> _What to do_: Select the lines below containing the word "кубов".

+ + +

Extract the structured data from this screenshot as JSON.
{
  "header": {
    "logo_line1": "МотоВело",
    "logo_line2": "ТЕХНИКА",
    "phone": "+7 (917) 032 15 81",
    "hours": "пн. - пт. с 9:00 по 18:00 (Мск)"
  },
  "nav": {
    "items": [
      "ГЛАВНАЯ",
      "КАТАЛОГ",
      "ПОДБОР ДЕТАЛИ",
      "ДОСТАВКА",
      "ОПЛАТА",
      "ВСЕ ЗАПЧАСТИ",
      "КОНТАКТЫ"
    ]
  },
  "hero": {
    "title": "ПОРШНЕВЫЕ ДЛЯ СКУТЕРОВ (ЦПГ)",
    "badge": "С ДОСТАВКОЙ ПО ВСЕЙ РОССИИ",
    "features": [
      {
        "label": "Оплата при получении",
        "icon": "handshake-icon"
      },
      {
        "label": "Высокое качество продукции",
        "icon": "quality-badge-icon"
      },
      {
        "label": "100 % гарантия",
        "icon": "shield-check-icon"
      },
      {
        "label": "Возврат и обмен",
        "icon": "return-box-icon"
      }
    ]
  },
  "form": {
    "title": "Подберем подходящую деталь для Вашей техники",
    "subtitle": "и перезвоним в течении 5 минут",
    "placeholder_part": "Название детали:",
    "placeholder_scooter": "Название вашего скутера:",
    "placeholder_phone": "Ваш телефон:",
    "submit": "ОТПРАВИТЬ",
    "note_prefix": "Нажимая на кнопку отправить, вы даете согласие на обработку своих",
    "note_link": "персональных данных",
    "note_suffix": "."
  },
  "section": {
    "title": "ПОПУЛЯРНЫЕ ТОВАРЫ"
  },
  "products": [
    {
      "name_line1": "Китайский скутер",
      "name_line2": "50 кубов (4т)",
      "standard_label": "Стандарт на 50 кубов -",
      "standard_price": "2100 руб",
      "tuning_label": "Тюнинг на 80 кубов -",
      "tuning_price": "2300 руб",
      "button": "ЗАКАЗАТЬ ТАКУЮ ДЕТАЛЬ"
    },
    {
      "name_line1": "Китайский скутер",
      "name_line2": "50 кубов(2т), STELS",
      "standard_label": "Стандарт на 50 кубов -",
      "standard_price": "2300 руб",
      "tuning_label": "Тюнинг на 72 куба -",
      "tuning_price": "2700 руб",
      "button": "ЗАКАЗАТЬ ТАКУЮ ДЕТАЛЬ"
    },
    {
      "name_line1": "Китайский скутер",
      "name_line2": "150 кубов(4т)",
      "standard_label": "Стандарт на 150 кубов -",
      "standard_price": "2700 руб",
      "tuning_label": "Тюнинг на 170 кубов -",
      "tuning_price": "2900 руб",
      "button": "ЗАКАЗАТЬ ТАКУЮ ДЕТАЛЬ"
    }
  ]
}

+ + +

> _Correct result_:
      "name_line2": "50 кубов (4т)",
      "standard_label": "Стандарт на 50 кубов -",
      "tuning_label": "Тюнинг на 80 кубов -",
      "name_line2": "50 кубов(2т), STELS",
      "standard_label": "Стандарт на 50 кубов -",
      "name_line2": "150 кубов(4т)",
      "standard_label": "Стандарт на 150 кубов -",
      "tuning_label": "Тюнинг на 170 кубов -",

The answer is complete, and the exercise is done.